Please give the listing again, word for word, with nothing left out.

_Data records_
▼▼▼

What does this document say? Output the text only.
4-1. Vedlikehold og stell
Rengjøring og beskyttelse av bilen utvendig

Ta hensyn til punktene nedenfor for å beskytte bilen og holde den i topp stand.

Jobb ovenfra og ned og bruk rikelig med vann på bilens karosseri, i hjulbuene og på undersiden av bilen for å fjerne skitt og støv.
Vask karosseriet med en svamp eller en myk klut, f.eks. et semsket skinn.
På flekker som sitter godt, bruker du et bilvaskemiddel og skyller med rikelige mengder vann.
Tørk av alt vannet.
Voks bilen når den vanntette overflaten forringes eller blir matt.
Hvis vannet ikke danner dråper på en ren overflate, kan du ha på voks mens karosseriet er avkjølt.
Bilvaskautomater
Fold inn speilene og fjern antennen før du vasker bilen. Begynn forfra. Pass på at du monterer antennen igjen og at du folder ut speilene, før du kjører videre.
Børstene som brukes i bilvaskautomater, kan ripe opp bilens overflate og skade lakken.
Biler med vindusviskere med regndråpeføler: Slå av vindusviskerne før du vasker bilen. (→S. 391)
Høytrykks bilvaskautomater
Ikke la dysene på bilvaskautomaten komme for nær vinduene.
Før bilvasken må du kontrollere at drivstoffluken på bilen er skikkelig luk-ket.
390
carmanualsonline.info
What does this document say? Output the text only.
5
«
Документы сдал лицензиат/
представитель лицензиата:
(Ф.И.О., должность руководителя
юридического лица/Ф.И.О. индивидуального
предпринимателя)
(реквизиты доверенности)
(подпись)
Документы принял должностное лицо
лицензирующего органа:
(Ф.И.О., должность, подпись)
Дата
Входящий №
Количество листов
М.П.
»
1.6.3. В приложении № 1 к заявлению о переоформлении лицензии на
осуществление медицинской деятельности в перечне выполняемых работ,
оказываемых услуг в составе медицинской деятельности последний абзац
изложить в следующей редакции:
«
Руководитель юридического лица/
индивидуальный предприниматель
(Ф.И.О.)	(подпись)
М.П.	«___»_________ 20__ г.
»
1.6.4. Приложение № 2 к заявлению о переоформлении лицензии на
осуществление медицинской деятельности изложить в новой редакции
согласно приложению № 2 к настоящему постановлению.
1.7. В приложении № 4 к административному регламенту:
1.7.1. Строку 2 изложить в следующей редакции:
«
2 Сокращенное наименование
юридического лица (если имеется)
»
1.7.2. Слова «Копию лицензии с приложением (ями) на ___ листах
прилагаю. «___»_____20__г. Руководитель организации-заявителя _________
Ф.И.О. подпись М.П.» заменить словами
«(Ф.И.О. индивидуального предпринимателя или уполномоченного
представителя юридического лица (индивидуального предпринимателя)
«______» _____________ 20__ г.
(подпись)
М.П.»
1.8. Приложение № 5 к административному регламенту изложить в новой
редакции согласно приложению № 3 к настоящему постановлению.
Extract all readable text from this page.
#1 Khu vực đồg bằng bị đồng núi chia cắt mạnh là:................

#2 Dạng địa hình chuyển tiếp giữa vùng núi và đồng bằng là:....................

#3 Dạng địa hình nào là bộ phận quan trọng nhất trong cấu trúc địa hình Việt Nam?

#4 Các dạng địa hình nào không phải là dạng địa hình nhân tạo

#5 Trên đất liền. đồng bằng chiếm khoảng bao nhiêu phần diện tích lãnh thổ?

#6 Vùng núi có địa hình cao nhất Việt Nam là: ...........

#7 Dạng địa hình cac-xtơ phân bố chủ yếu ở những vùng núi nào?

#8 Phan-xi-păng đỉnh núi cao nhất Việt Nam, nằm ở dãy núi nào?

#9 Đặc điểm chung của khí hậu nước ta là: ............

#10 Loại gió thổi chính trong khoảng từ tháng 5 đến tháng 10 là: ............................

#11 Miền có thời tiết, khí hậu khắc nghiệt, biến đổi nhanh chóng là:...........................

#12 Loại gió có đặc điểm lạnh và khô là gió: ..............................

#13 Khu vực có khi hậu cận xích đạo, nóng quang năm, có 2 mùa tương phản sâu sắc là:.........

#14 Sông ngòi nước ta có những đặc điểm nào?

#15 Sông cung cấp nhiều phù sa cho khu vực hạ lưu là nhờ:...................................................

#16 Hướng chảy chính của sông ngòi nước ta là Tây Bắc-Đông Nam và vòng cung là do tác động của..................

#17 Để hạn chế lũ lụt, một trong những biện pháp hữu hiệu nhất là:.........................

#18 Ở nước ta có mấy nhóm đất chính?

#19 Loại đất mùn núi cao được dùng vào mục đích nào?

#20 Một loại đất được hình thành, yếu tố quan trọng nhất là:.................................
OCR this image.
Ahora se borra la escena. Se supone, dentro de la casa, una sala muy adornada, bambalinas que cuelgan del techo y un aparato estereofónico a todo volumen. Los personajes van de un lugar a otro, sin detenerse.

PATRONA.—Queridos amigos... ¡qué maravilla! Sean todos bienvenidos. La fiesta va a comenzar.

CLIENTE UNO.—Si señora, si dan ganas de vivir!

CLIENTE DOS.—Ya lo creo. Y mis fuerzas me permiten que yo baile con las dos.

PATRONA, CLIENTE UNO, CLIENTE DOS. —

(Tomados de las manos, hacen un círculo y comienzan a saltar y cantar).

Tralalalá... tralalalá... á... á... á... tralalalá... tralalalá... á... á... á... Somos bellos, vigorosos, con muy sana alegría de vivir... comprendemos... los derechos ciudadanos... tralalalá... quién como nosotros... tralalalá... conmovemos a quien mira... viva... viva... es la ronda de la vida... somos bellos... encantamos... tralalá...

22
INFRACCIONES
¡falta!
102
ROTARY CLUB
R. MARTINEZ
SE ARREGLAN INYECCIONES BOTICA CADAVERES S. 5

▲▲▲

_TASK RESULT_
What does this document say? Output the text only.
4-1. Vedlikehold og stell
Rengjøring og beskyttelse av bilen utvendig

Ta hensyn til punktene nedenfor for å beskytte bilen og holde den i topp stand.

Jobb ovenfra og ned og bruk rikelig med vann på bilens karosseri, i hjulbuene og på undersiden av bilen for å fjerne skitt og støv.
Vask karosseriet med en svamp eller en myk klut, f.eks. et semsket skinn.
På flekker som sitter godt, bruker du et bilvaskemiddel og skyller med rikelige mengder vann.
Tørk av alt vannet.
Voks bilen når den vanntette overflaten forringes eller blir matt.
Hvis vannet ikke danner dråper på en ren overflate, kan du ha på voks mens karosseriet er avkjølt.
Bilvaskautomater
Fold inn speilene og fjern antennen før du vasker bilen. Begynn forfra. Pass på at du monterer antennen igjen og at du folder ut speilene, før du kjører videre.
Børstene som brukes i bilvaskautomater, kan ripe opp bilens overflate og skade lakken.
Biler med vindusviskere med regndråpeføler: Slå av vindusviskerne før du vasker bilen. (→S. 391)
Høytrykks bilvaskautomater
Ikke la dysene på bilvaskautomaten komme for nær vinduene.
Før bilvasken må du kontrollere at drivstoffluken på bilen er skikkelig luk-ket.
390
carmanualsonline.info
What does this document say? Output the text only.
5
«
Документы сдал лицензиат/
представитель лицензиата:
(Ф.И.О., должность руководителя
юридического лица/Ф.И.О. индивидуального
предпринимателя)
(реквизиты доверенности)
(подпись)
Документы принял должностное лицо
лицензирующего органа:
(Ф.И.О., должность, подпись)
Дата
Входящий №
Количество листов
М.П.
»
1.6.3. В приложении № 1 к заявлению о переоформлении лицензии на
осуществление медицинской деятельности в перечне выполняемых работ,
оказываемых услуг в составе медицинской деятельности последний абзац
изложить в следующей редакции:
«
Руководитель юридического лица/
индивидуальный предприниматель
(Ф.И.О.)	(подпись)
М.П.	«___»_________ 20__ г.
»
1.6.4. Приложение № 2 к заявлению о переоформлении лицензии на
осуществление медицинской деятельности изложить в новой редакции
согласно приложению № 2 к настоящему постановлению.
1.7. В приложении № 4 к административному регламенту:
1.7.1. Строку 2 изложить в следующей редакции:
«
2 Сокращенное наименование
юридического лица (если имеется)
»
1.7.2. Слова «Копию лицензии с приложением (ями) на ___ листах
прилагаю. «___»_____20__г. Руководитель организации-заявителя _________
Ф.И.О. подпись М.П.» заменить словами
«(Ф.И.О. индивидуального предпринимателя или уполномоченного
представителя юридического лица (индивидуального предпринимателя)
«______» _____________ 20__ г.
(подпись)
М.П.»
1.8. Приложение № 5 к административному регламенту изложить в новой
редакции согласно приложению № 3 к настоящему постановлению.
Extract all readable text from this page.
#1 Khu vực đồg bằng bị đồng núi chia cắt mạnh là:................

#2 Dạng địa hình chuyển tiếp giữa vùng núi và đồng bằng là:....................

#3 Dạng địa hình nào là bộ phận quan trọng nhất trong cấu trúc địa hình Việt Nam?

#4 Các dạng địa hình nào không phải là dạng địa hình nhân tạo

#5 Trên đất liền. đồng bằng chiếm khoảng bao nhiêu phần diện tích lãnh thổ?

#6 Vùng núi có địa hình cao nhất Việt Nam là: ...........

#7 Dạng địa hình cac-xtơ phân bố chủ yếu ở những vùng núi nào?

#8 Phan-xi-păng đỉnh núi cao nhất Việt Nam, nằm ở dãy núi nào?

#9 Đặc điểm chung của khí hậu nước ta là: ............

#10 Loại gió thổi chính trong khoảng từ tháng 5 đến tháng 10 là: ............................

#11 Miền có thời tiết, khí hậu khắc nghiệt, biến đổi nhanh chóng là:...........................

#12 Loại gió có đặc điểm lạnh và khô là gió: ..............................

#13 Khu vực có khi hậu cận xích đạo, nóng quang năm, có 2 mùa tương phản sâu sắc là:.........

#14 Sông ngòi nước ta có những đặc điểm nào?

#15 Sông cung cấp nhiều phù sa cho khu vực hạ lưu là nhờ:...................................................

#16 Hướng chảy chính của sông ngòi nước ta là Tây Bắc-Đông Nam và vòng cung là do tác động của..................

#17 Để hạn chế lũ lụt, một trong những biện pháp hữu hiệu nhất là:.........................

#18 Ở nước ta có mấy nhóm đất chính?

#19 Loại đất mùn núi cao được dùng vào mục đích nào?

#20 Một loại đất được hình thành, yếu tố quan trọng nhất là:.................................
OCR this image.
Ahora se borra la escena. Se supone, dentro de la casa, una sala muy adornada, bambalinas que cuelgan del techo y un aparato estereofónico a todo volumen. Los personajes van de un lugar a otro, sin detenerse.

PATRONA.—Queridos amigos... ¡qué maravilla! Sean todos bienvenidos. La fiesta va a comenzar.

CLIENTE UNO.—Si señora, si dan ganas de vivir!

CLIENTE DOS.—Ya lo creo. Y mis fuerzas me permiten que yo baile con las dos.

PATRONA, CLIENTE UNO, CLIENTE DOS. —

(Tomados de las manos, hacen un círculo y comienzan a saltar y cantar).

Tralalalá... tralalalá... á... á... á... tralalalá... tralalalá... á... á... á... Somos bellos, vigorosos, con muy sana alegría de vivir... comprendemos... los derechos ciudadanos... tralalalá... quién como nosotros... tralalalá... conmovemos a quien mira... viva... viva... es la ronda de la vida... somos bellos... encantamos... tralalá...

22
INFRACCIONES
¡falta!
102
ROTARY CLUB
R. MARTINEZ
SE ARREGLAN INYECCIONES BOTICA CADAVERES S. 5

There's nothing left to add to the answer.